:: Stored data ::
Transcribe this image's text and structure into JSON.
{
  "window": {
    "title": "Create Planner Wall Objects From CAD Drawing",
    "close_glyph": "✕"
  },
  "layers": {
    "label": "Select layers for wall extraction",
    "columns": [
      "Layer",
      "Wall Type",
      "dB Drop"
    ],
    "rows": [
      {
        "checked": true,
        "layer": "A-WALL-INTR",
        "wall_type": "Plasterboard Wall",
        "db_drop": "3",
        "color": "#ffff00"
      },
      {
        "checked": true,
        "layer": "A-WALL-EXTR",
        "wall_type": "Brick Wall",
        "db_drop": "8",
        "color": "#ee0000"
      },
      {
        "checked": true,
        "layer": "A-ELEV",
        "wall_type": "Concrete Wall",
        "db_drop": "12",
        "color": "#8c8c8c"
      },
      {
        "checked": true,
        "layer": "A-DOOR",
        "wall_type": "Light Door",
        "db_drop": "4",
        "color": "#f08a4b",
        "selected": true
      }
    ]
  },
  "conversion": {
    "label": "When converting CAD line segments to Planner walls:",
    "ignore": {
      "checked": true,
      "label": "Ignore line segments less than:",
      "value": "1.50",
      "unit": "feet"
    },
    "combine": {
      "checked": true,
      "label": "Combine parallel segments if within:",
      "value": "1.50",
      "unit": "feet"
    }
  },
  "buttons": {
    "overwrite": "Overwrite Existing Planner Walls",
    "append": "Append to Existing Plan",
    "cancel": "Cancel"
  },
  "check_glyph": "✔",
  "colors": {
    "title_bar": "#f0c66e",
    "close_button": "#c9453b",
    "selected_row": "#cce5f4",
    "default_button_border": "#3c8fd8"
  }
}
:::
Task instructions » From the data above, show each line that contains "Planner".

Response to this task »
    "title": "Create Planner Wall Objects From CAD Drawing",
    "label": "When converting CAD line segments to Planner walls:",
    "overwrite": "Overwrite Existing Planner Walls",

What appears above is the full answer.